Written instruction:
Write out all of the records precisely. Skip anything that is a picture.
— BEGIN —
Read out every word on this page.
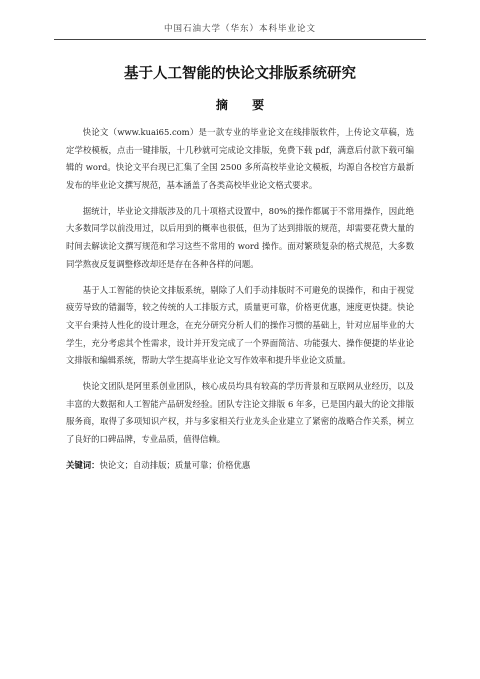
中国石油大学（华东）本科毕业论文
基于人工智能的快论文排版系统研究
摘 要

快论文（www.kuai65.com）是一款专业的毕业论文在线排版软件，上传论文草稿，选定学校模板，点击一键排版，十几秒就可完成论文排版，免费下载 pdf，满意后付款下载可编辑的 word。快论文平台现已汇集了全国 2500 多所高校毕业论文模板，均源自各校官方最新发布的毕业论文撰写规范，基本涵盖了各类高校毕业论文格式要求。

据统计，毕业论文排版涉及的几十项格式设置中，80%的操作都属于不常用操作，因此绝大多数同学以前没用过，以后用到的概率也很低，但为了达到排版的规范，却需要花费大量的时间去解读论文撰写规范和学习这些不常用的 word 操作。面对繁琐复杂的格式规范，大多数同学熬夜反复调整修改却还是存在各种各样的问题。

基于人工智能的快论文排版系统，剔除了人们手动排版时不可避免的误操作，和由于视觉疲劳导致的错漏等，较之传统的人工排版方式，质量更可靠，价格更优惠，速度更快捷。快论文平台秉持人性化的设计理念，在充分研究分析人们的操作习惯的基础上，针对应届毕业的大学生，充分考虑其个性需求，设计并开发完成了一个界面简洁、功能强大、操作便捷的毕业论文排版和编辑系统，帮助大学生提高毕业论文写作效率和提升毕业论文质量。

快论文团队是阿里系创业团队，核心成员均具有较高的学历背景和互联网从业经历，以及丰富的大数据和人工智能产品研发经验。团队专注论文排版 6 年多，已是国内最大的论文排版服务商，取得了多项知识产权，并与多家相关行业龙头企业建立了紧密的战略合作关系，树立了良好的口碑品牌，专业品质，值得信赖。

关键词：快论文；自动排版；质量可靠；价格优惠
— END —
Result below:
Read out every word on this page.
中国石油大学（华东）本科毕业论文
基于人工智能的快论文排版系统研究
摘 要

快论文（www.kuai65.com）是一款专业的毕业论文在线排版软件，上传论文草稿，选定学校模板，点击一键排版，十几秒就可完成论文排版，免费下载 pdf，满意后付款下载可编辑的 word。快论文平台现已汇集了全国 2500 多所高校毕业论文模板，均源自各校官方最新发布的毕业论文撰写规范，基本涵盖了各类高校毕业论文格式要求。

据统计，毕业论文排版涉及的几十项格式设置中，80%的操作都属于不常用操作，因此绝大多数同学以前没用过，以后用到的概率也很低，但为了达到排版的规范，却需要花费大量的时间去解读论文撰写规范和学习这些不常用的 word 操作。面对繁琐复杂的格式规范，大多数同学熬夜反复调整修改却还是存在各种各样的问题。

基于人工智能的快论文排版系统，剔除了人们手动排版时不可避免的误操作，和由于视觉疲劳导致的错漏等，较之传统的人工排版方式，质量更可靠，价格更优惠，速度更快捷。快论文平台秉持人性化的设计理念，在充分研究分析人们的操作习惯的基础上，针对应届毕业的大学生，充分考虑其个性需求，设计并开发完成了一个界面简洁、功能强大、操作便捷的毕业论文排版和编辑系统，帮助大学生提高毕业论文写作效率和提升毕业论文质量。

快论文团队是阿里系创业团队，核心成员均具有较高的学历背景和互联网从业经历，以及丰富的大数据和人工智能产品研发经验。团队专注论文排版 6 年多，已是国内最大的论文排版服务商，取得了多项知识产权，并与多家相关行业龙头企业建立了紧密的战略合作关系，树立了良好的口碑品牌，专业品质，值得信赖。

关键词：快论文；自动排版；质量可靠；价格优惠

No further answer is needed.